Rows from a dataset
>>>
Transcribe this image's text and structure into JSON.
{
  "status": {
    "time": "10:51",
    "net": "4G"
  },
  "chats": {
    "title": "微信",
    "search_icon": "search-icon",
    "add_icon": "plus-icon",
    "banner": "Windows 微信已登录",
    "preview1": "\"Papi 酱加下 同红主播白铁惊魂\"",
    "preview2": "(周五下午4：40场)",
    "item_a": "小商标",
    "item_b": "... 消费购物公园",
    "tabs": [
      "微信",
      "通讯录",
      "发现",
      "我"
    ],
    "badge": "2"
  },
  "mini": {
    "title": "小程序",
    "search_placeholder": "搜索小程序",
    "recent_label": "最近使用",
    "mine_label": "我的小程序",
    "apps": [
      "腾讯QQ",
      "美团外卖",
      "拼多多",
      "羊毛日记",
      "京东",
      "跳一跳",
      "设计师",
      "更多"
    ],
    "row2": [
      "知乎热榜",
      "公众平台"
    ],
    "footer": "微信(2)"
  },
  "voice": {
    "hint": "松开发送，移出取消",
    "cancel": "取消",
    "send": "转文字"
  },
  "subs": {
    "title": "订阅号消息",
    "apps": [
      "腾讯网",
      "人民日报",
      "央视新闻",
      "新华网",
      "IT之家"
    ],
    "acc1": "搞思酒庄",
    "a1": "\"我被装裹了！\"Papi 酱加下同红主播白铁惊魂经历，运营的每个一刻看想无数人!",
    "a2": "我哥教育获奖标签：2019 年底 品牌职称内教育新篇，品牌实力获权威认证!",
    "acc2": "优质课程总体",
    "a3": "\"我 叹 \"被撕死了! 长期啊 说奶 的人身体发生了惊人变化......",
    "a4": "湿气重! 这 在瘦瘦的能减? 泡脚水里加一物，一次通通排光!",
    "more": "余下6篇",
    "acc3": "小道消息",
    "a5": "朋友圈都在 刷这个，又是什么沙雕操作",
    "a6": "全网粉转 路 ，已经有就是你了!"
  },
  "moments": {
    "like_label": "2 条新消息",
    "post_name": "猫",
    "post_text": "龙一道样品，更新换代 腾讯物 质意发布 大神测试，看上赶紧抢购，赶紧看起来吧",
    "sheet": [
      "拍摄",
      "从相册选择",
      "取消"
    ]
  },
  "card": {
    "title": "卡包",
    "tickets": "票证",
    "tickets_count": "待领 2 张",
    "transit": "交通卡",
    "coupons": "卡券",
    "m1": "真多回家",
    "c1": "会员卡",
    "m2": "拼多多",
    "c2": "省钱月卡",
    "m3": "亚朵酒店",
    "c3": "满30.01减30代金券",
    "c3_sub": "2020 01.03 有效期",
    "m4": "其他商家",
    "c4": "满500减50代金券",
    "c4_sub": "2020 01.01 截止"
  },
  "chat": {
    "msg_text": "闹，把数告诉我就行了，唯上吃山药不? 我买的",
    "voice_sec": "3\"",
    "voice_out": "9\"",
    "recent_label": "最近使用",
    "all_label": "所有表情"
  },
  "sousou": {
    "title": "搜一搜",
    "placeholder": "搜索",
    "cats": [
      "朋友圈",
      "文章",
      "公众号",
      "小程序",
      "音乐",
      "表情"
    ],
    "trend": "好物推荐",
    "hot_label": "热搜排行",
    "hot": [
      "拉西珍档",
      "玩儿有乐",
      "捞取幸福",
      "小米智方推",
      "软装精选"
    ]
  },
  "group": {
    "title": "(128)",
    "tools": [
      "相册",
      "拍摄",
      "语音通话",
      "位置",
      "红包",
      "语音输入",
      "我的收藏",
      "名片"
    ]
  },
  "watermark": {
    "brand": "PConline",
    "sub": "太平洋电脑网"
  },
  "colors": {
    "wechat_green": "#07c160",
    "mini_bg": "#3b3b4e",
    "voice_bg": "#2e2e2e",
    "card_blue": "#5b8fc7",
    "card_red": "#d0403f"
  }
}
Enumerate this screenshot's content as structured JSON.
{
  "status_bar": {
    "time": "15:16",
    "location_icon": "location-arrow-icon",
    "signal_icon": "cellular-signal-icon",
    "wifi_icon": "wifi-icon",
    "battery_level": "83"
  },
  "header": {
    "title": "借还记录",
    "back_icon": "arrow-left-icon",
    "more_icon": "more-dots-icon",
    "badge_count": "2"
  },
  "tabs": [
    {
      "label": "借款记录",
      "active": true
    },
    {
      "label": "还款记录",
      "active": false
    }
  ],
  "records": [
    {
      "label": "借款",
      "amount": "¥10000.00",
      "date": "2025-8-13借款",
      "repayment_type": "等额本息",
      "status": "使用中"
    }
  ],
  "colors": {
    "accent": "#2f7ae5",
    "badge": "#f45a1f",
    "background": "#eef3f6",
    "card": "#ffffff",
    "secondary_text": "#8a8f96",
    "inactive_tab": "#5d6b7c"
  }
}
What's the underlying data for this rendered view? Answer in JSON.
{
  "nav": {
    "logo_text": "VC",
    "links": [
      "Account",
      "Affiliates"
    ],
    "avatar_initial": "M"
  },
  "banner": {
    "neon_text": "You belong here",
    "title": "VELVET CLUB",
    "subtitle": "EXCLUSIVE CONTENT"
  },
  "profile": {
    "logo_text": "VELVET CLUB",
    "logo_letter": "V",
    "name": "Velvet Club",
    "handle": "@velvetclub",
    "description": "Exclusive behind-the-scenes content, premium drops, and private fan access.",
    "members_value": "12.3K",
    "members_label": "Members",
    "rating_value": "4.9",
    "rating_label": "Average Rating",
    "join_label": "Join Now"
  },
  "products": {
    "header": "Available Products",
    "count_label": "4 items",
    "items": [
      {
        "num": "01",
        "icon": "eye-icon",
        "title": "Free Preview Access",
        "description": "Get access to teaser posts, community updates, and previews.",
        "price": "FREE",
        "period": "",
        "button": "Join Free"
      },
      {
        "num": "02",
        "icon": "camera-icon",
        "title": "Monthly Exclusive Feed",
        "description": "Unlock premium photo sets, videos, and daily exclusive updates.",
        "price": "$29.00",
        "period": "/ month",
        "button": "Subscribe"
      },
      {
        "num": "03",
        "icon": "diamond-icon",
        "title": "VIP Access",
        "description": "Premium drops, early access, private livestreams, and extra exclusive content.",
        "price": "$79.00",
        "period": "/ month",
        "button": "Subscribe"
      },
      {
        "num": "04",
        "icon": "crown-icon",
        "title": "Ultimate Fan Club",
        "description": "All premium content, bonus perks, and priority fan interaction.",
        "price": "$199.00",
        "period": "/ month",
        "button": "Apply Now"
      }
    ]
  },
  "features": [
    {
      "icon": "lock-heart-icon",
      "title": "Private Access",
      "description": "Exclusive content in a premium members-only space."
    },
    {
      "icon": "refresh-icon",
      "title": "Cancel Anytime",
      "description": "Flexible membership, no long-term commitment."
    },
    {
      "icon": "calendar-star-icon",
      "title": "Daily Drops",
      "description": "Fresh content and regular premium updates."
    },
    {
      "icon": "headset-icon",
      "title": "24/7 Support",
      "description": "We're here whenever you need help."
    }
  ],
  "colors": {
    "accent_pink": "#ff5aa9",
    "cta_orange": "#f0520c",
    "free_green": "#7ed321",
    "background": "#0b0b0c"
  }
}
<<<
Problem | Identify and extract each line of the listing that contains "here".

Answer to this problem |
    "neon_text": "You belong here",
      "description": "We're here whenever you need help."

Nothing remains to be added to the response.